[Raw records]
——
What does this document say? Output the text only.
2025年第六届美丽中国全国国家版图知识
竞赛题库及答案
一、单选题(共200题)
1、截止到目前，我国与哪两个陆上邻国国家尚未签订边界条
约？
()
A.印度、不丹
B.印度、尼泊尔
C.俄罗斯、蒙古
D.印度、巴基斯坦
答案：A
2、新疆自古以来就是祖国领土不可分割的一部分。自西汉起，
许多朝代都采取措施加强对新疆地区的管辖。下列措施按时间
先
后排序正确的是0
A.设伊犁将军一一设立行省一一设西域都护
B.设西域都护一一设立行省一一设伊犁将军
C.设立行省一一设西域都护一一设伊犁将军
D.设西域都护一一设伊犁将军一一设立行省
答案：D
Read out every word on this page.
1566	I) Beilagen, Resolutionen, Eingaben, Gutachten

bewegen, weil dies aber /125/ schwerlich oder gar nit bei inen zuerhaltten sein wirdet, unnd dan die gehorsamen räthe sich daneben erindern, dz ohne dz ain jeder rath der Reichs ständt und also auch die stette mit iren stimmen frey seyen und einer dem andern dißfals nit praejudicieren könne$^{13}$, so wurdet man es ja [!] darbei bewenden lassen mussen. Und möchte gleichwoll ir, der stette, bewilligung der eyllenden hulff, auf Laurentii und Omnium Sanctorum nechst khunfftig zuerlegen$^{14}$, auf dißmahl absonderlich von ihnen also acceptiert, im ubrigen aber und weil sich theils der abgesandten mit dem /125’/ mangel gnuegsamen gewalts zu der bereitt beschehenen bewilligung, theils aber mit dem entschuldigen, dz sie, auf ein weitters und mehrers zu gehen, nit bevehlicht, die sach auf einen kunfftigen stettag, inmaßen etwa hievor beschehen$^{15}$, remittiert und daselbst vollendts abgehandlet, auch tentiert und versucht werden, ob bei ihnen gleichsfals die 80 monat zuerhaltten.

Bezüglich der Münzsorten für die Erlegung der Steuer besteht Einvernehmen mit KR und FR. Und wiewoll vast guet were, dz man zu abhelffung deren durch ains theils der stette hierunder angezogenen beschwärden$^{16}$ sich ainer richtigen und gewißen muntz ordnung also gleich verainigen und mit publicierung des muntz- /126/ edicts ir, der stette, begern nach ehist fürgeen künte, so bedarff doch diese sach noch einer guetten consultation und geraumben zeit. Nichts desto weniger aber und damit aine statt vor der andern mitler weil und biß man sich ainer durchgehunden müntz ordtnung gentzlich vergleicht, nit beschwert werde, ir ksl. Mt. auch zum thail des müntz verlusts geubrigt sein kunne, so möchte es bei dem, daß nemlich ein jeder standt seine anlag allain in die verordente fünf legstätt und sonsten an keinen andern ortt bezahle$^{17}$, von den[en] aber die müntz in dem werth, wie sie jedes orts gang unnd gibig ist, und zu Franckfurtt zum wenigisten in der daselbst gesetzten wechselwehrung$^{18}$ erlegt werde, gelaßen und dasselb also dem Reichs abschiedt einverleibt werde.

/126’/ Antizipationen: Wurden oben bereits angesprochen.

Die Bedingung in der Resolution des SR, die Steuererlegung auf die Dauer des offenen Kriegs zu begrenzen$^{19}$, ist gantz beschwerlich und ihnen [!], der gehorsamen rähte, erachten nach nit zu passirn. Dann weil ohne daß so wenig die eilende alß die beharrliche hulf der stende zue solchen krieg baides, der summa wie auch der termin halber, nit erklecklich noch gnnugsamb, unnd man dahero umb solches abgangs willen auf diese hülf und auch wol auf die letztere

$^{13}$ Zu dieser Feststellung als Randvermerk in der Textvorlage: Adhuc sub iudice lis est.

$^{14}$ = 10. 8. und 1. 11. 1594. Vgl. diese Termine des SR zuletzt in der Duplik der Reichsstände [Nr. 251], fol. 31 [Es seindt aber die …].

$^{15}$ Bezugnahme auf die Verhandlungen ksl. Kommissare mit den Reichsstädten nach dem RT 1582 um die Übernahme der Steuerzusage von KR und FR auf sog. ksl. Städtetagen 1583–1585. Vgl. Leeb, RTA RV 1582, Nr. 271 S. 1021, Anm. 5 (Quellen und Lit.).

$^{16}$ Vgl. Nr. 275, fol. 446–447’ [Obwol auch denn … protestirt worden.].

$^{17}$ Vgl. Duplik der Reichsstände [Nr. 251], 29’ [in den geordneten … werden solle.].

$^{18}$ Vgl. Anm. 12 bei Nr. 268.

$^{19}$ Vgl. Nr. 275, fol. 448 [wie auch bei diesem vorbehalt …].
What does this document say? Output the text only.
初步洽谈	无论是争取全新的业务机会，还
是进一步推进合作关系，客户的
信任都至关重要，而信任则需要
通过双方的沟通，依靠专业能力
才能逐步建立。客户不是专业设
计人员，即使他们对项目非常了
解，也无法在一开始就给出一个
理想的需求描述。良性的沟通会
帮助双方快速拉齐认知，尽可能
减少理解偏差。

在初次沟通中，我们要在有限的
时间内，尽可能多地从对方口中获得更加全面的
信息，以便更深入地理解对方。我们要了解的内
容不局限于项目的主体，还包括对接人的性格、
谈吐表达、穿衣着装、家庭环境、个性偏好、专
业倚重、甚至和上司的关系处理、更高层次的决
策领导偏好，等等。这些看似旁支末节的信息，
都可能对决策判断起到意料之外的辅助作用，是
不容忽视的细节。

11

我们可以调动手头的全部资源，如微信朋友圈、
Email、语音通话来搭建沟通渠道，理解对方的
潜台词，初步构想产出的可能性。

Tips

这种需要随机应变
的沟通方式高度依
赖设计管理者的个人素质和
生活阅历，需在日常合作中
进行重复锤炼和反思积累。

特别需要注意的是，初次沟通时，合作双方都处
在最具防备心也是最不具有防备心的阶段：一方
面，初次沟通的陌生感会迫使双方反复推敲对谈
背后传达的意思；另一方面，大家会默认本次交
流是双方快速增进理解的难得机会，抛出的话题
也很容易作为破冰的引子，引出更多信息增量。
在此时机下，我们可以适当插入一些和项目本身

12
——
* [What this task involves]: Where a line in the material contains "gehorsamen", copy that line.

* [Exercise solution]:
bewegen, weil dies aber /125/ schwerlich oder gar nit bei inen zuerhaltten sein wirdet, unnd dan die gehorsamen räthe sich daneben erindern, dz ohne dz ain jeder rath der Reichs ständt und also auch die stette mit iren stimmen frey seyen und einer dem andern dißfals nit praejudicieren könne$^{13}$, so wurdet man es ja [!] darbei bewenden lassen mussen. Und möchte gleichwoll ir, der stette, bewilligung der eyllenden hulff, auf Laurentii und Omnium Sanctorum nechst khunfftig zuerlegen$^{14}$, auf dißmahl absonderlich von ihnen also acceptiert, im ubrigen aber und weil sich theils der abgesandten mit dem /125’/ mangel gnuegsamen gewalts zu der bereitt beschehenen bewilligung, theils aber mit dem entschuldigen, dz sie, auf ein weitters und mehrers zu gehen, nit bevehlicht, die sach auf einen kunfftigen stettag, inmaßen etwa hievor beschehen$^{15}$, remittiert und daselbst vollendts abgehandlet, auch tentiert und versucht werden, ob bei ihnen gleichsfals die 80 monat zuerhaltten.
Die Bedingung in der Resolution des SR, die Steuererlegung auf die Dauer des offenen Kriegs zu begrenzen$^{19}$, ist gantz beschwerlich und ihnen [!], der gehorsamen rähte, erachten nach nit zu passirn. Dann weil ohne daß so wenig die eilende alß die beharrliche hulf der stende zue solchen krieg baides, der summa wie auch der termin halber, nit erklecklich noch gnnugsamb, unnd man dahero umb solches abgangs willen auf diese hülf und auch wol auf die letztere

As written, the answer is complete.